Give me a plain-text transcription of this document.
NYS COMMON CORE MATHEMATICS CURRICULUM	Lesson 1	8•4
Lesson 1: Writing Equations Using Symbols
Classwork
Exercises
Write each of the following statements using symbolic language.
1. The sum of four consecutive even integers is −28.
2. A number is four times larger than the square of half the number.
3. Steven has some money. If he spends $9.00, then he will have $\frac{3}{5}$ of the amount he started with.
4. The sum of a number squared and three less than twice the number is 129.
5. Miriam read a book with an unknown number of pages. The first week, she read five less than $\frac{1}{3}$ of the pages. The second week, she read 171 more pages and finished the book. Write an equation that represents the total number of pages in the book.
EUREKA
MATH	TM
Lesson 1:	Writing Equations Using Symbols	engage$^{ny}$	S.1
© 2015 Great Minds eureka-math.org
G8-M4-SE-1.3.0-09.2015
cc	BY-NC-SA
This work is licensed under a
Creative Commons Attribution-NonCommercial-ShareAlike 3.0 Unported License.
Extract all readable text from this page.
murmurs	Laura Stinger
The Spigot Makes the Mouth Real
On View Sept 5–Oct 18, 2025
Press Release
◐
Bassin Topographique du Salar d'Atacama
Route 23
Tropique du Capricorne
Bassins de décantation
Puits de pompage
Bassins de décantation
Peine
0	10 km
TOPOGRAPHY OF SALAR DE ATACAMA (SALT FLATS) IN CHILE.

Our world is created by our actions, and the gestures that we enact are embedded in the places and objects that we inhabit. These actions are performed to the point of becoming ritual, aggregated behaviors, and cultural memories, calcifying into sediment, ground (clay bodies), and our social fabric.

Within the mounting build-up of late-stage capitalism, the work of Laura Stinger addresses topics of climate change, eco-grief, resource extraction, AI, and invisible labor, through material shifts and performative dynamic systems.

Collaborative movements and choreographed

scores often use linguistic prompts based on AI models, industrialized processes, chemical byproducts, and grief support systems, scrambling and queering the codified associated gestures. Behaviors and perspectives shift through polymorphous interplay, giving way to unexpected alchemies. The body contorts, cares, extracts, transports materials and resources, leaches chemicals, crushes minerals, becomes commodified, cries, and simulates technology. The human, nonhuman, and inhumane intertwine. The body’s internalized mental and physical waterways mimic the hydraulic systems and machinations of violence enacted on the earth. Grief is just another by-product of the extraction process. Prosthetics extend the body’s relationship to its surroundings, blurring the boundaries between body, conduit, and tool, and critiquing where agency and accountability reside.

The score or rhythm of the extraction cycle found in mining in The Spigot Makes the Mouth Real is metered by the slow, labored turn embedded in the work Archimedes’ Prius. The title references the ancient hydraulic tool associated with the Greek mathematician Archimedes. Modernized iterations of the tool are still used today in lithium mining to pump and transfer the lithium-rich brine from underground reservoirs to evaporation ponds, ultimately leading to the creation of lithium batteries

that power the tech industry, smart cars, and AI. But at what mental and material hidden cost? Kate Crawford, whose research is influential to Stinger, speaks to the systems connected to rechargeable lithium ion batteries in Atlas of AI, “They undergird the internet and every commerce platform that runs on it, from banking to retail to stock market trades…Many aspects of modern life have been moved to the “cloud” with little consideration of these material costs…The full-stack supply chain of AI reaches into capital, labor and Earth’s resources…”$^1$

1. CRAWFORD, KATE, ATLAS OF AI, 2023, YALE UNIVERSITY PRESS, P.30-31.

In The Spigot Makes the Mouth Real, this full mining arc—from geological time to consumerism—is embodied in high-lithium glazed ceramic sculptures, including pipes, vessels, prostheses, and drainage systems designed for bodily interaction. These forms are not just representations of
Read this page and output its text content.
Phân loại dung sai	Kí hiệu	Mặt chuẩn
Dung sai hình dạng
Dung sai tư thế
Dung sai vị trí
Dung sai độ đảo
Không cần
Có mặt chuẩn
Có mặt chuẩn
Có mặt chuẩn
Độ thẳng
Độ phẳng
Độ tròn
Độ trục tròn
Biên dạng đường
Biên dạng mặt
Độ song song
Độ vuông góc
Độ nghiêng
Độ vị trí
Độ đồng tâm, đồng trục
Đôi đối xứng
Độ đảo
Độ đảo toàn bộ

####

The exercise: Look through the data and show every line containing "text".

Task output:
Give me a plain-text transcription of this document.
Extract all readable text from this page.
Read this page and output its text content.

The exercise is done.